The input:
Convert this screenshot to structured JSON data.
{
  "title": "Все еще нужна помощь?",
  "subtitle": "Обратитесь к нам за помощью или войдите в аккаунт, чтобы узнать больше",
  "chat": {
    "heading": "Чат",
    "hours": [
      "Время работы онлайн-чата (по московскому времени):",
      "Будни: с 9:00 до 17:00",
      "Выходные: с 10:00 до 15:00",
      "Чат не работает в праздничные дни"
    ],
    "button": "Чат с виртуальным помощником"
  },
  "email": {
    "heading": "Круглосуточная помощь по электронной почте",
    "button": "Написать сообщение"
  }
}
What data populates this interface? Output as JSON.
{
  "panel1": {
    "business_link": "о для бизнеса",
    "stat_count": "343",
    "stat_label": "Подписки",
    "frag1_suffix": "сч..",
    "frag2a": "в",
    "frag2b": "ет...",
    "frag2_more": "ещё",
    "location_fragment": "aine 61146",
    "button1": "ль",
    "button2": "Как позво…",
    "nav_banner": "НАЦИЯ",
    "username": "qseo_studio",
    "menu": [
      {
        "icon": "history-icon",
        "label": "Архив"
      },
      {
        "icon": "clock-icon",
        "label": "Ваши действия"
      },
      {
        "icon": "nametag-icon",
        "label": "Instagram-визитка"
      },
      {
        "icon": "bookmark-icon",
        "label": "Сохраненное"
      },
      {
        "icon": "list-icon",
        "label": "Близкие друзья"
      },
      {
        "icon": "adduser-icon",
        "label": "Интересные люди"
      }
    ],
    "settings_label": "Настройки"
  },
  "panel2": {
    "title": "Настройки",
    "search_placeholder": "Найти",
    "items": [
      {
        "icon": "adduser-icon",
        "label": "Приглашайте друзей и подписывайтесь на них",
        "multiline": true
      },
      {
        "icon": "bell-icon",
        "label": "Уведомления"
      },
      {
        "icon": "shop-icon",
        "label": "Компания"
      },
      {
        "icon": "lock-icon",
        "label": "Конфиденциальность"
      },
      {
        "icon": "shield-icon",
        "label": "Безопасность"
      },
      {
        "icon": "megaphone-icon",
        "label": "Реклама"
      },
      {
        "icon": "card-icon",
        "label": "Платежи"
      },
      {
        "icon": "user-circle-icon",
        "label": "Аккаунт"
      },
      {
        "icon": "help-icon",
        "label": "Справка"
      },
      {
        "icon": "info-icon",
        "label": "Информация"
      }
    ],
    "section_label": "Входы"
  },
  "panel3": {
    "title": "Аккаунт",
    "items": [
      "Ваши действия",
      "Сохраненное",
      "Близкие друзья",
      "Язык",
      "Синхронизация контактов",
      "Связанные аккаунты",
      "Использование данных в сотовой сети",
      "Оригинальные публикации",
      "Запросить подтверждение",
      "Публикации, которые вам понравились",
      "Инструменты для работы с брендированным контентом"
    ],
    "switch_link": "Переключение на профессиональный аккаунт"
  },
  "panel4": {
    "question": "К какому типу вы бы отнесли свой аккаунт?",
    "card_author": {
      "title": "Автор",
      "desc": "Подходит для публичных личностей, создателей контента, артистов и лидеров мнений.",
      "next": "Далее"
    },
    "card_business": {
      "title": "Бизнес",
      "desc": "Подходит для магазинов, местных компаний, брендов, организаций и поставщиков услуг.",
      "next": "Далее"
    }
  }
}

What this task involves: Quote every entry exactly.

Response to this task:
Convert this screenshot to structured JSON data.
{
  "title": "Все еще нужна помощь?",
  "subtitle": "Обратитесь к нам за помощью или войдите в аккаунт, чтобы узнать больше",
  "chat": {
    "heading": "Чат",
    "hours": [
      "Время работы онлайн-чата (по московскому времени):",
      "Будни: с 9:00 до 17:00",
      "Выходные: с 10:00 до 15:00",
      "Чат не работает в праздничные дни"
    ],
    "button": "Чат с виртуальным помощником"
  },
  "email": {
    "heading": "Круглосуточная помощь по электронной почте",
    "button": "Написать сообщение"
  }
}
What data populates this interface? Output as JSON.
{
  "panel1": {
    "business_link": "о для бизнеса",
    "stat_count": "343",
    "stat_label": "Подписки",
    "frag1_suffix": "сч..",
    "frag2a": "в",
    "frag2b": "ет...",
    "frag2_more": "ещё",
    "location_fragment": "aine 61146",
    "button1": "ль",
    "button2": "Как позво…",
    "nav_banner": "НАЦИЯ",
    "username": "qseo_studio",
    "menu": [
      {
        "icon": "history-icon",
        "label": "Архив"
      },
      {
        "icon": "clock-icon",
        "label": "Ваши действия"
      },
      {
        "icon": "nametag-icon",
        "label": "Instagram-визитка"
      },
      {
        "icon": "bookmark-icon",
        "label": "Сохраненное"
      },
      {
        "icon": "list-icon",
        "label": "Близкие друзья"
      },
      {
        "icon": "adduser-icon",
        "label": "Интересные люди"
      }
    ],
    "settings_label": "Настройки"
  },
  "panel2": {
    "title": "Настройки",
    "search_placeholder": "Найти",
    "items": [
      {
        "icon": "adduser-icon",
        "label": "Приглашайте друзей и подписывайтесь на них",
        "multiline": true
      },
      {
        "icon": "bell-icon",
        "label": "Уведомления"
      },
      {
        "icon": "shop-icon",
        "label": "Компания"
      },
      {
        "icon": "lock-icon",
        "label": "Конфиденциальность"
      },
      {
        "icon": "shield-icon",
        "label": "Безопасность"
      },
      {
        "icon": "megaphone-icon",
        "label": "Реклама"
      },
      {
        "icon": "card-icon",
        "label": "Платежи"
      },
      {
        "icon": "user-circle-icon",
        "label": "Аккаунт"
      },
      {
        "icon": "help-icon",
        "label": "Справка"
      },
      {
        "icon": "info-icon",
        "label": "Информация"
      }
    ],
    "section_label": "Входы"
  },
  "panel3": {
    "title": "Аккаунт",
    "items": [
      "Ваши действия",
      "Сохраненное",
      "Близкие друзья",
      "Язык",
      "Синхронизация контактов",
      "Связанные аккаунты",
      "Использование данных в сотовой сети",
      "Оригинальные публикации",
      "Запросить подтверждение",
      "Публикации, которые вам понравились",
      "Инструменты для работы с брендированным контентом"
    ],
    "switch_link": "Переключение на профессиональный аккаунт"
  },
  "panel4": {
    "question": "К какому типу вы бы отнесли свой аккаунт?",
    "card_author": {
      "title": "Автор",
      "desc": "Подходит для публичных личностей, создателей контента, артистов и лидеров мнений.",
      "next": "Далее"
    },
    "card_business": {
      "title": "Бизнес",
      "desc": "Подходит для магазинов, местных компаний, брендов, организаций и поставщиков услуг.",
      "next": "Далее"
    }
  }
}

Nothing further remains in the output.